**STORED ROWS:**
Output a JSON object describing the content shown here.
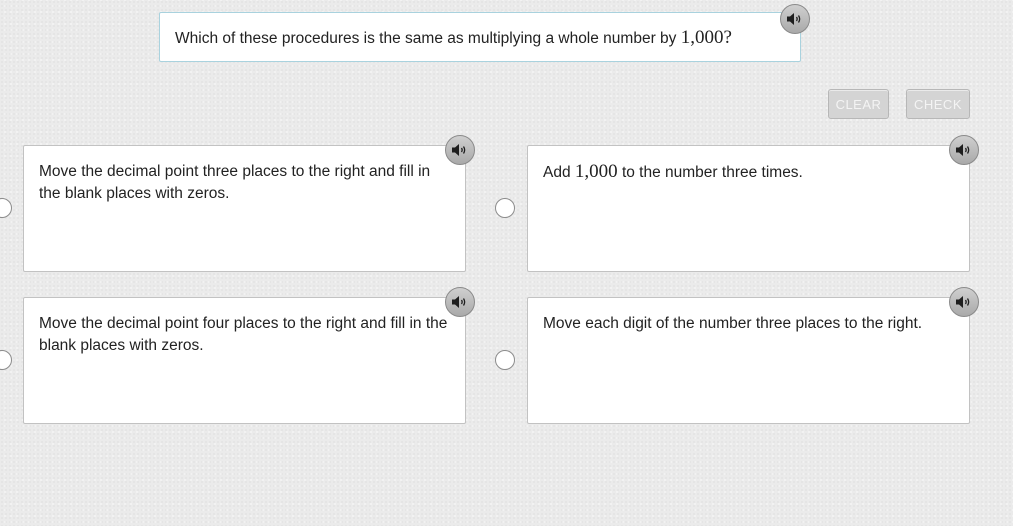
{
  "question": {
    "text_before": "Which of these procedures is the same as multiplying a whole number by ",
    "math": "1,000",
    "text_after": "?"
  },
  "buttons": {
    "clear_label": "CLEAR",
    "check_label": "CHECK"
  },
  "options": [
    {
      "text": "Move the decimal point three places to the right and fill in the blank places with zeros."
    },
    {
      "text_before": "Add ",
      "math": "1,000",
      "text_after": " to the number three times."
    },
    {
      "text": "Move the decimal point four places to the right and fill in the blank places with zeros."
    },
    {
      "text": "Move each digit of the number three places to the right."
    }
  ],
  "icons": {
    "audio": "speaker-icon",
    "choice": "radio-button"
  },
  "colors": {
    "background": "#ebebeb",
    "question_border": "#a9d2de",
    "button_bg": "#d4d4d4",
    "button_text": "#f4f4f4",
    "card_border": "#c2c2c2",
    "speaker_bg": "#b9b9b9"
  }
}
...
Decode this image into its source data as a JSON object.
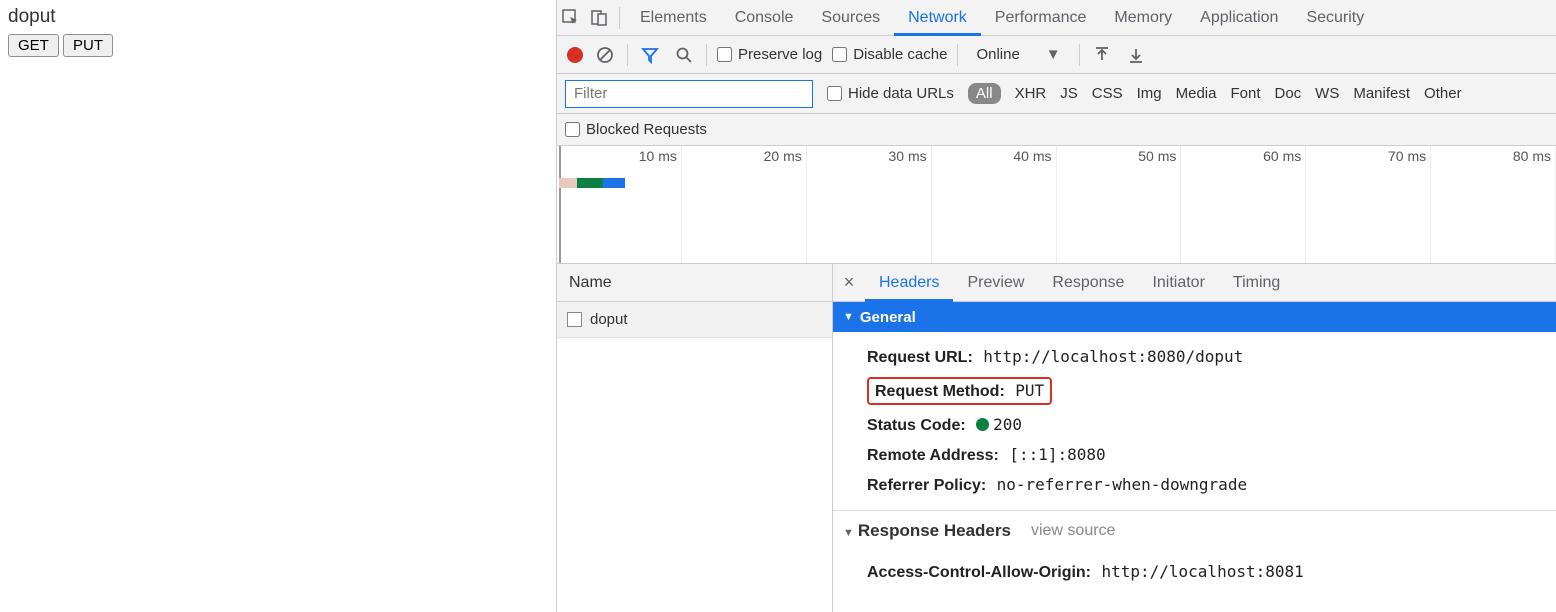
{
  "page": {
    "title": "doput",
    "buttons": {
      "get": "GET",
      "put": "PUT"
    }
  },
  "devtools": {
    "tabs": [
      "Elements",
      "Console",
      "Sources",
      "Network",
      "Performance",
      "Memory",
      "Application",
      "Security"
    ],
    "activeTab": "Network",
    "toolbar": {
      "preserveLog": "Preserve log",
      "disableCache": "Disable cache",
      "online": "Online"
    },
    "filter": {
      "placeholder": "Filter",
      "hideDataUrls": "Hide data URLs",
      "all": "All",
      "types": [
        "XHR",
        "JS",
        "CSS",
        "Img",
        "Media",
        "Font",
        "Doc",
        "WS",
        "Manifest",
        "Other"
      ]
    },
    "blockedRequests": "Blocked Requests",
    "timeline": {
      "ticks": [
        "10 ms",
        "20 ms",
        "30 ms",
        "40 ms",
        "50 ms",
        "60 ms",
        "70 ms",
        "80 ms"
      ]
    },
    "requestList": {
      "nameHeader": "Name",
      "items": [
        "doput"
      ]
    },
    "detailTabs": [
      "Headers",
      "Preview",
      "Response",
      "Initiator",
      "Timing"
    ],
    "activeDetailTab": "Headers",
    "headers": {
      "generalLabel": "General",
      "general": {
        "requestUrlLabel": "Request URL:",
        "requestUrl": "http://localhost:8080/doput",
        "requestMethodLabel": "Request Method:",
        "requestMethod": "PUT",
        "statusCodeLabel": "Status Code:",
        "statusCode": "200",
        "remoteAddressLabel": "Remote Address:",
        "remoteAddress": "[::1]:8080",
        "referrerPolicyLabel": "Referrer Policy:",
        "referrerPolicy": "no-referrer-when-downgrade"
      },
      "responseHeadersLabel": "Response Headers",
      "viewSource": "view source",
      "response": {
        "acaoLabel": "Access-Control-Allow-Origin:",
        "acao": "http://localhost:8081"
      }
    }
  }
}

**THE PROBLEM:** Check each line above for the string "doput", then copy the ones that have it.

**RESPONSE TO THIS EXERCISE:**
    "title": "doput",
        "doput"
        "requestUrl": "http://localhost:8080/doput",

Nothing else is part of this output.